··· Listed entries

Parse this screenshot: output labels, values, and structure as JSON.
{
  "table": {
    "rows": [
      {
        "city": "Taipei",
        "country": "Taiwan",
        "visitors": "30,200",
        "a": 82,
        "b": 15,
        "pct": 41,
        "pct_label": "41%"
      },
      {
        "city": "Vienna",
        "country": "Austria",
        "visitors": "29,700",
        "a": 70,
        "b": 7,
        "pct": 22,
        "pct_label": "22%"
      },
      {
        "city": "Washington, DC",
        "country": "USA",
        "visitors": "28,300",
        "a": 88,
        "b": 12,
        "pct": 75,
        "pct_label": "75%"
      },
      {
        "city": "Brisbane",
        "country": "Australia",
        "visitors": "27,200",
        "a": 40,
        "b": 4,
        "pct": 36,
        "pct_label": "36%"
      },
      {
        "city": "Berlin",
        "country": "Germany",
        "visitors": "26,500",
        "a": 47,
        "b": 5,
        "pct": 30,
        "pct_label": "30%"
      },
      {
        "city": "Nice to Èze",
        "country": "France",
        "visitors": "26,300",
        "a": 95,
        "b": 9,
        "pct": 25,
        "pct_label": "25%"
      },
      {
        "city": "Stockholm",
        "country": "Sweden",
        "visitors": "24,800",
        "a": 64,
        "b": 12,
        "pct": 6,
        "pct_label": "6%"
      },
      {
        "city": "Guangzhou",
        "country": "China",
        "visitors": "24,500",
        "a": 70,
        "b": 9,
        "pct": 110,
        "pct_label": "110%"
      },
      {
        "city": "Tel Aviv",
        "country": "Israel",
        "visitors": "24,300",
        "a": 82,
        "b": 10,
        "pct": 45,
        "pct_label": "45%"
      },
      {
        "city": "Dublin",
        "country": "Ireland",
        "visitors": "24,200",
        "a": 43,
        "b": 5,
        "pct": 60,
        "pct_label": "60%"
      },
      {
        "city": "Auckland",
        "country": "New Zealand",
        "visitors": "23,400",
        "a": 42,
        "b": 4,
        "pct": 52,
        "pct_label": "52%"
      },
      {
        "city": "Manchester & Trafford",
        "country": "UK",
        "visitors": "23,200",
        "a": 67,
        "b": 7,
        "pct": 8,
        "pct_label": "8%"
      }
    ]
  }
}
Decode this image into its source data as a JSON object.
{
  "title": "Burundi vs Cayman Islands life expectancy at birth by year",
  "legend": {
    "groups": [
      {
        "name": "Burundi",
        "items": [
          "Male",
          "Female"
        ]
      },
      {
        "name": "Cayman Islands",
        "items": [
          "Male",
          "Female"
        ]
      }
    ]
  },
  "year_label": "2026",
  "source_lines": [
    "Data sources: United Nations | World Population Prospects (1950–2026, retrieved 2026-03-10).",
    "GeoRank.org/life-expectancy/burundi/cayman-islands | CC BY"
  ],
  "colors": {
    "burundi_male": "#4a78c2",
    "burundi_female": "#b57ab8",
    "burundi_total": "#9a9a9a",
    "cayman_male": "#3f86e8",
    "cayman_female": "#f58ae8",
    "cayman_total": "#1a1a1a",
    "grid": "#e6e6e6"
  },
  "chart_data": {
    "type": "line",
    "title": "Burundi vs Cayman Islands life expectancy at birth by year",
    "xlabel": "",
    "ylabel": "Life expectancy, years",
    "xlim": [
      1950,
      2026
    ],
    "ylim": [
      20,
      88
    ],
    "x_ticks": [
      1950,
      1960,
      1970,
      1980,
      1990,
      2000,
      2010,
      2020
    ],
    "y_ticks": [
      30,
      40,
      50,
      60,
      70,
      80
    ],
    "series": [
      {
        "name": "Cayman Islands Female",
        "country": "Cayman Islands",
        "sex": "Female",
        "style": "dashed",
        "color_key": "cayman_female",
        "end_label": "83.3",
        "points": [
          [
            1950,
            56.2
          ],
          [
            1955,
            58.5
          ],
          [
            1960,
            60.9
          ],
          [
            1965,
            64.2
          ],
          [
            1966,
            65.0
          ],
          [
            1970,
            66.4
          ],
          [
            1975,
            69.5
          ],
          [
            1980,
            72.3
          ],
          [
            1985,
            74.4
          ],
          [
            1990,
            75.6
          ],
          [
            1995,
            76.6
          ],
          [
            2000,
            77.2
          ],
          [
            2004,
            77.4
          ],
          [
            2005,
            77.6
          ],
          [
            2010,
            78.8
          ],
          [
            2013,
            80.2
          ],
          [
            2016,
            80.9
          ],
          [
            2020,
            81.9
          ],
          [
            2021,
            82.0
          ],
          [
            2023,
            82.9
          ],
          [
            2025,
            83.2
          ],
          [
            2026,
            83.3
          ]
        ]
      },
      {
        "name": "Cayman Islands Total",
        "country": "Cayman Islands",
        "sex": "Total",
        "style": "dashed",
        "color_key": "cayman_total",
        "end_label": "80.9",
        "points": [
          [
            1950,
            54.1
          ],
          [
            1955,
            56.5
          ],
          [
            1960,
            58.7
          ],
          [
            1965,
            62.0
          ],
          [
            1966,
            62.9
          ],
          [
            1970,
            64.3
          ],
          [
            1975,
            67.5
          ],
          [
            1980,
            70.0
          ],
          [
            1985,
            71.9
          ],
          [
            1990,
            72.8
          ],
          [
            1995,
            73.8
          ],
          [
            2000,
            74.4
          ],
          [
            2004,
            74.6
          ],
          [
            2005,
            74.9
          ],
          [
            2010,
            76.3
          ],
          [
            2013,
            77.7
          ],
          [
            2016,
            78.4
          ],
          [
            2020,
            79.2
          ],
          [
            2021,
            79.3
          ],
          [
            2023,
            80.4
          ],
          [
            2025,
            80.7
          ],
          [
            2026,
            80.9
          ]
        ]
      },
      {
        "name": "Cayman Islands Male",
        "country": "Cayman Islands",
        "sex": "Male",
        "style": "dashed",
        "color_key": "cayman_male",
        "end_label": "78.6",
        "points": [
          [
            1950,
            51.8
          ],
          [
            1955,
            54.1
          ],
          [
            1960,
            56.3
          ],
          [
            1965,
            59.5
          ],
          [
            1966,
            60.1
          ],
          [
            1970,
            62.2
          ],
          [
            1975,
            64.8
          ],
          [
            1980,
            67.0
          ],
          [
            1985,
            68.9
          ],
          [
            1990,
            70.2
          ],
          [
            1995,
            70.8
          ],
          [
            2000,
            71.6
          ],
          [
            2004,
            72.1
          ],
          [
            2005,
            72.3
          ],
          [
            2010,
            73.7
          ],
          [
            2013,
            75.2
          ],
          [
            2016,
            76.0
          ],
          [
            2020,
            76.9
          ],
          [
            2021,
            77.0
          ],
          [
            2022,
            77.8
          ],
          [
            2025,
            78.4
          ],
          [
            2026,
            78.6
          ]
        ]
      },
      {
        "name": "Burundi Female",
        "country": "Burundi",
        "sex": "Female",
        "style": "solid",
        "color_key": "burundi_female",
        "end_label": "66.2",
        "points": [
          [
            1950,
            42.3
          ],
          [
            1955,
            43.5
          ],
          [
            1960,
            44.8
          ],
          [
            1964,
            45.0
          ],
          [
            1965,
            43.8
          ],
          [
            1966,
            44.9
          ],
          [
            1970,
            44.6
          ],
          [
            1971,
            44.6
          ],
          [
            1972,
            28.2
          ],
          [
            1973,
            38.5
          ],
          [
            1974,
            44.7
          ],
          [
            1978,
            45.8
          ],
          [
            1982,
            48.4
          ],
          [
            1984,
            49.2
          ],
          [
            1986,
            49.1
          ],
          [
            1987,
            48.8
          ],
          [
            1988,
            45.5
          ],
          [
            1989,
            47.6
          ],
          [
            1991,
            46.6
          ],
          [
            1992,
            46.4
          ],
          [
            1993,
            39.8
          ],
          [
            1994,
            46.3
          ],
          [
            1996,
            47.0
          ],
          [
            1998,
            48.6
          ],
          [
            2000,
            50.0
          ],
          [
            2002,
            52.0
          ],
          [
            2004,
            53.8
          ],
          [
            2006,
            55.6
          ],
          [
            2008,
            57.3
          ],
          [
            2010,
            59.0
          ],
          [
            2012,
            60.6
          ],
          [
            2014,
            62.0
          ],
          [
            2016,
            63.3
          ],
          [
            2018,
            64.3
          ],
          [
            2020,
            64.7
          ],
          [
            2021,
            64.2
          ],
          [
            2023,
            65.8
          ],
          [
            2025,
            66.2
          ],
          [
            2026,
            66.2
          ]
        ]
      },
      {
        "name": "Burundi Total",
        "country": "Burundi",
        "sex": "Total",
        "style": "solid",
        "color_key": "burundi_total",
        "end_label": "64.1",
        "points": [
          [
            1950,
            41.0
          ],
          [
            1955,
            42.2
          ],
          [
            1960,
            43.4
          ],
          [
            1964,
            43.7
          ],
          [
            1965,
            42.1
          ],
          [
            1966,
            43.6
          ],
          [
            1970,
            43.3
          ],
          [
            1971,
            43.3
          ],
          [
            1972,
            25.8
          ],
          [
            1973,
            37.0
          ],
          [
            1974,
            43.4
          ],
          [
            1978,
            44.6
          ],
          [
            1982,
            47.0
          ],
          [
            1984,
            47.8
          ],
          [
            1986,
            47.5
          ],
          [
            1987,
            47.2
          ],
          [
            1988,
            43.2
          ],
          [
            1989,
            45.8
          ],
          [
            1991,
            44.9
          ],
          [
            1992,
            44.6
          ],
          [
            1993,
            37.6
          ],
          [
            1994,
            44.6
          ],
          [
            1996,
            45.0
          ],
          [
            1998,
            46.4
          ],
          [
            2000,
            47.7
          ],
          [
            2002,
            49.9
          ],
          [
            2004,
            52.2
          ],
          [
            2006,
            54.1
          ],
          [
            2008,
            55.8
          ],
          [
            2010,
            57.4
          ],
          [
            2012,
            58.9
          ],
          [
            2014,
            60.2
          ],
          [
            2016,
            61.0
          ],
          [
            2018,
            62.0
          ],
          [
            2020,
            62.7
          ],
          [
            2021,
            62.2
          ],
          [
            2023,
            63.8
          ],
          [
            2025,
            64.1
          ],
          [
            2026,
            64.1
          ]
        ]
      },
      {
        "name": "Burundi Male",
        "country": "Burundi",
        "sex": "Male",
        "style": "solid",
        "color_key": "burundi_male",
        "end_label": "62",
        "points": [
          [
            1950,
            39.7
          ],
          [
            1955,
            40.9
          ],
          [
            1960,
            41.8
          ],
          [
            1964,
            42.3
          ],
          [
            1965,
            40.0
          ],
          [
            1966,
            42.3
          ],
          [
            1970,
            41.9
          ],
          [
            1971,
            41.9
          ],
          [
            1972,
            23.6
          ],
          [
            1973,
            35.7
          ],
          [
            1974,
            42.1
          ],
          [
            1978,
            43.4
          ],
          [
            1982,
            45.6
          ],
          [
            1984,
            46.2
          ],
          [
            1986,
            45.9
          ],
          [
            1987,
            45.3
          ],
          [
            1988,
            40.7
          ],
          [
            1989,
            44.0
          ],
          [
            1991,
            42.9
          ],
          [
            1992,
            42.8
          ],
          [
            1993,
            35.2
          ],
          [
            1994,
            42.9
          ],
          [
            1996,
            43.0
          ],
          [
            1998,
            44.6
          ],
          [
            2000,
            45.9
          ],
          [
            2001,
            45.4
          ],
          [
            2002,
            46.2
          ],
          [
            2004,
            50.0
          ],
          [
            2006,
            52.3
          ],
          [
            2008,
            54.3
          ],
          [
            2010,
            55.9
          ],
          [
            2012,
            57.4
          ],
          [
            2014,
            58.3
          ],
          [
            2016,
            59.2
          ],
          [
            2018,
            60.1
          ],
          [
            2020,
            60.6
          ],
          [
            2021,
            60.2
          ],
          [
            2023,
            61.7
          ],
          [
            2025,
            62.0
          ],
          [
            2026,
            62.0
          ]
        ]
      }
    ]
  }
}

······

» **Stated task**:
Return each line where "this" shows up.

» **Completed exercise**:
Parse this screenshot: output labels, values, and structure as JSON.
Decode this image into its source data as a JSON object.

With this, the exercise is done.